- _WHAT IS REQUIRED_
Copy every line in the records below that contains the word "image".

[Collected data]
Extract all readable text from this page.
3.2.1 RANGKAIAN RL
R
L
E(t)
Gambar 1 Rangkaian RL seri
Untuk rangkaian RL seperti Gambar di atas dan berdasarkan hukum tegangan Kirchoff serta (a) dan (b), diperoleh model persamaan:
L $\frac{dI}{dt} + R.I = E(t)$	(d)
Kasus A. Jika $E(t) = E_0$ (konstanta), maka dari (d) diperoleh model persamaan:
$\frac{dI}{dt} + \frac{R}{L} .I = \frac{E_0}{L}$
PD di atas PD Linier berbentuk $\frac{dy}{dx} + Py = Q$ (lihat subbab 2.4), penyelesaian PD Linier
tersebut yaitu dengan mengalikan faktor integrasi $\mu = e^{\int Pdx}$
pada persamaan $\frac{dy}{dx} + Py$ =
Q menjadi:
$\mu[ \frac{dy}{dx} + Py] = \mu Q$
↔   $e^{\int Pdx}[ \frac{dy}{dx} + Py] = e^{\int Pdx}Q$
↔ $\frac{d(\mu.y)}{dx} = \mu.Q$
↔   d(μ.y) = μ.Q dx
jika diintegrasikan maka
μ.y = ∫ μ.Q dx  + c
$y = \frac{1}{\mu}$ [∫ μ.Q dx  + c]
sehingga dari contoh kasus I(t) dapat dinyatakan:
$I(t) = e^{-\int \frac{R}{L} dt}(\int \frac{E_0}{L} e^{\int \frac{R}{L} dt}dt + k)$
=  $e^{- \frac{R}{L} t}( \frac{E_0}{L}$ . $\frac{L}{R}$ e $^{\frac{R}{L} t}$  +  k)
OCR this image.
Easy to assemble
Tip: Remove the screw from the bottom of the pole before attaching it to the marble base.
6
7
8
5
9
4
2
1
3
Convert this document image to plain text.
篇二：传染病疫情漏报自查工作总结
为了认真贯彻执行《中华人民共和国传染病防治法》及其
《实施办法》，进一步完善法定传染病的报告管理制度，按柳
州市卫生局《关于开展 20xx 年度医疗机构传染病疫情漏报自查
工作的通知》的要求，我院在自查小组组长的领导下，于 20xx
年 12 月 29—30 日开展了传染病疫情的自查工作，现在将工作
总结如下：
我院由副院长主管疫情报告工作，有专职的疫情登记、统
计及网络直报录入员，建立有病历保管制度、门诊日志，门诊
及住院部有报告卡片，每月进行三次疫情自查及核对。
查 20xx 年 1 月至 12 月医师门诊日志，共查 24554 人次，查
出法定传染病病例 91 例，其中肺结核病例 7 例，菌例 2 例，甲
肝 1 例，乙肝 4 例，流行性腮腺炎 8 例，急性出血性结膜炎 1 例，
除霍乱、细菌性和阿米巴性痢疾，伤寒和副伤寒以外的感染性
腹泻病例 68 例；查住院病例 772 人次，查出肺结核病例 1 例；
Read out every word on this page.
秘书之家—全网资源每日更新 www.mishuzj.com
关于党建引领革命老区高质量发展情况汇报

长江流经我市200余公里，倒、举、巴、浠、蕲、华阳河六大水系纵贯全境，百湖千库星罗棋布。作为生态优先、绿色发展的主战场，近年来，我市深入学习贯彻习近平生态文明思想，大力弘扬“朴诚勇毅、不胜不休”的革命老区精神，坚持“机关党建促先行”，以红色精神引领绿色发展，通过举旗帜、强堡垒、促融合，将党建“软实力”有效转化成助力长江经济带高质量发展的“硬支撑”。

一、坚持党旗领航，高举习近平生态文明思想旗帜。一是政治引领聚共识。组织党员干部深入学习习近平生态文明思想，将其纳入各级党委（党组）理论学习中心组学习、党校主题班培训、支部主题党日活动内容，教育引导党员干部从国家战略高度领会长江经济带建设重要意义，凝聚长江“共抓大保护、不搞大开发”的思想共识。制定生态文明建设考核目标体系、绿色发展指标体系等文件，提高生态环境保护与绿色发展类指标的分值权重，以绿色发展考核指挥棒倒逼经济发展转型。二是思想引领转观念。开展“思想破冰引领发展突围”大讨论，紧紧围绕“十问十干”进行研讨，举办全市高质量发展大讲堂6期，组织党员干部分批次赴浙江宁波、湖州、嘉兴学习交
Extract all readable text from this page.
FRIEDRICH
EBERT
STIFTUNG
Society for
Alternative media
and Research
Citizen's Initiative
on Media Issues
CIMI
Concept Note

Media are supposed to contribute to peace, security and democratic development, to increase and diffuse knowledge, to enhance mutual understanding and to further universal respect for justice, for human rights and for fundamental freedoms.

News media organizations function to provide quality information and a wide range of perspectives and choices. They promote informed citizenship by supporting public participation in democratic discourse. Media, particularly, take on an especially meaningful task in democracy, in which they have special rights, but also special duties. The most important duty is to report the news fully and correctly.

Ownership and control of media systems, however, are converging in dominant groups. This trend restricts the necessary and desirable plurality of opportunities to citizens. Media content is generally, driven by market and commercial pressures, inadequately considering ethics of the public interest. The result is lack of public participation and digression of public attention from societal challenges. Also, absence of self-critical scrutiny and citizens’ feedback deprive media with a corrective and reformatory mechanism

- _ANSWER BELOW_
OCR this image.
Convert this document image to plain text.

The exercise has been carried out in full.